▶ **TASK**
Without including the pictures, copy out every line below.

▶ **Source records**

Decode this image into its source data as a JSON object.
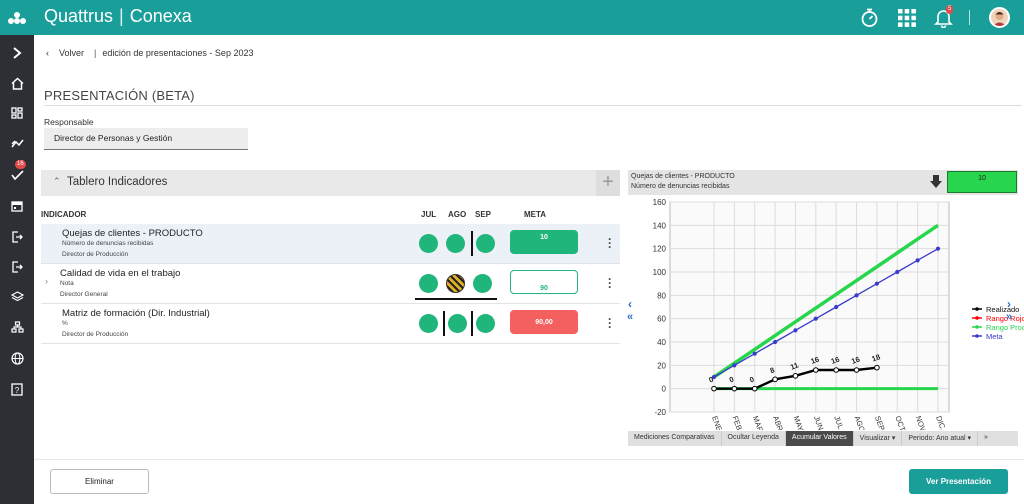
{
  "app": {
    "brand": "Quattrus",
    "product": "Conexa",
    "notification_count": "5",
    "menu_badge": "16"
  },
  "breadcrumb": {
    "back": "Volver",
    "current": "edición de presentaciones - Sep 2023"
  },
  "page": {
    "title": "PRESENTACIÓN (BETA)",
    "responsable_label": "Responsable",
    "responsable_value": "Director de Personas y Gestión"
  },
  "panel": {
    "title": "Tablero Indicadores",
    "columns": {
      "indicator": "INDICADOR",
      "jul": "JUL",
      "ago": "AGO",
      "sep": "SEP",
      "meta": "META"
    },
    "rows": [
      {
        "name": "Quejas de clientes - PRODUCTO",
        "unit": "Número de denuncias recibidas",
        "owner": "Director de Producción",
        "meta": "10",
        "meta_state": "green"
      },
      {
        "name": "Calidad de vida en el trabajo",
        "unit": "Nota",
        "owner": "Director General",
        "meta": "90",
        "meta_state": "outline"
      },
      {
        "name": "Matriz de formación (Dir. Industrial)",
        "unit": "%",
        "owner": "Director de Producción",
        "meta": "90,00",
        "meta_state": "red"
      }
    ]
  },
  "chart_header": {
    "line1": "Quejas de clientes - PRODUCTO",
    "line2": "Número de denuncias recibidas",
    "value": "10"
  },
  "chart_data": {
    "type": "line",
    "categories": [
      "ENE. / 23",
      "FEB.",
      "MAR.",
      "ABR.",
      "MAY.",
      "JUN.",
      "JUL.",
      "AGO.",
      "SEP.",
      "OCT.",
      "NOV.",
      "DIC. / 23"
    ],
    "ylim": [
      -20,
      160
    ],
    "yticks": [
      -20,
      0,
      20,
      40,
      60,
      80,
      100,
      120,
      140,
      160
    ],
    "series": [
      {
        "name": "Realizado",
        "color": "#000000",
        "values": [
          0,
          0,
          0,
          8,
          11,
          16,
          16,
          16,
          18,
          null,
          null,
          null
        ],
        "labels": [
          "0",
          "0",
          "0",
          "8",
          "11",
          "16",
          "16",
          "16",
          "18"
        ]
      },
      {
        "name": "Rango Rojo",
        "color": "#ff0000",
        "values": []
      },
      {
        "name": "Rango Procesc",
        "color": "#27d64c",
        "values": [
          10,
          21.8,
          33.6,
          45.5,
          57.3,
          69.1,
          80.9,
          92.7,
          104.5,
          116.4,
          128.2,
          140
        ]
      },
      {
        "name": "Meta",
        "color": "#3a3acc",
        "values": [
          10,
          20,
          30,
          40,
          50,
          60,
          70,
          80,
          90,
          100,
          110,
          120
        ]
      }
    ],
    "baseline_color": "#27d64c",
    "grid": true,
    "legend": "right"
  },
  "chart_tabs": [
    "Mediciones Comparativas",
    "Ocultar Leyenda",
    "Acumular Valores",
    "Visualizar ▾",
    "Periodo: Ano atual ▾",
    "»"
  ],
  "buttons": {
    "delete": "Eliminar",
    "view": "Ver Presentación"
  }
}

▶ **EXERCISE RESPONSE**
Decode this image into its source data as a JSON object.
{
  "app": {
    "brand": "Quattrus",
    "product": "Conexa",
    "notification_count": "5",
    "menu_badge": "16"
  },
  "breadcrumb": {
    "back": "Volver",
    "current": "edición de presentaciones - Sep 2023"
  },
  "page": {
    "title": "PRESENTACIÓN (BETA)",
    "responsable_label": "Responsable",
    "responsable_value": "Director de Personas y Gestión"
  },
  "panel": {
    "title": "Tablero Indicadores",
    "columns": {
      "indicator": "INDICADOR",
      "jul": "JUL",
      "ago": "AGO",
      "sep": "SEP",
      "meta": "META"
    },
    "rows": [
      {
        "name": "Quejas de clientes - PRODUCTO",
        "unit": "Número de denuncias recibidas",
        "owner": "Director de Producción",
        "meta": "10",
        "meta_state": "green"
      },
      {
        "name": "Calidad de vida en el trabajo",
        "unit": "Nota",
        "owner": "Director General",
        "meta": "90",
        "meta_state": "outline"
      },
      {
        "name": "Matriz de formación (Dir. Industrial)",
        "unit": "%",
        "owner": "Director de Producción",
        "meta": "90,00",
        "meta_state": "red"
      }
    ]
  },
  "chart_header": {
    "line1": "Quejas de clientes - PRODUCTO",
    "line2": "Número de denuncias recibidas",
    "value": "10"
  },
  "chart_data": {
    "type": "line",
    "categories": [
      "ENE. / 23",
      "FEB.",
      "MAR.",
      "ABR.",
      "MAY.",
      "JUN.",
      "JUL.",
      "AGO.",
      "SEP.",
      "OCT.",
      "NOV.",
      "DIC. / 23"
    ],
    "ylim": [
      -20,
      160
    ],
    "yticks": [
      -20,
      0,
      20,
      40,
      60,
      80,
      100,
      120,
      140,
      160
    ],
    "series": [
      {
        "name": "Realizado",
        "color": "#000000",
        "values": [
          0,
          0,
          0,
          8,
          11,
          16,
          16,
          16,
          18,
          null,
          null,
          null
        ],
        "labels": [
          "0",
          "0",
          "0",
          "8",
          "11",
          "16",
          "16",
          "16",
          "18"
        ]
      },
      {
        "name": "Rango Rojo",
        "color": "#ff0000",
        "values": []
      },
      {
        "name": "Rango Procesc",
        "color": "#27d64c",
        "values": [
          10,
          21.8,
          33.6,
          45.5,
          57.3,
          69.1,
          80.9,
          92.7,
          104.5,
          116.4,
          128.2,
          140
        ]
      },
      {
        "name": "Meta",
        "color": "#3a3acc",
        "values": [
          10,
          20,
          30,
          40,
          50,
          60,
          70,
          80,
          90,
          100,
          110,
          120
        ]
      }
    ],
    "baseline_color": "#27d64c",
    "grid": true,
    "legend": "right"
  },
  "chart_tabs": [
    "Mediciones Comparativas",
    "Ocultar Leyenda",
    "Acumular Valores",
    "Visualizar ▾",
    "Periodo: Ano atual ▾",
    "»"
  ],
  "buttons": {
    "delete": "Eliminar",
    "view": "Ver Presentación"
  }
}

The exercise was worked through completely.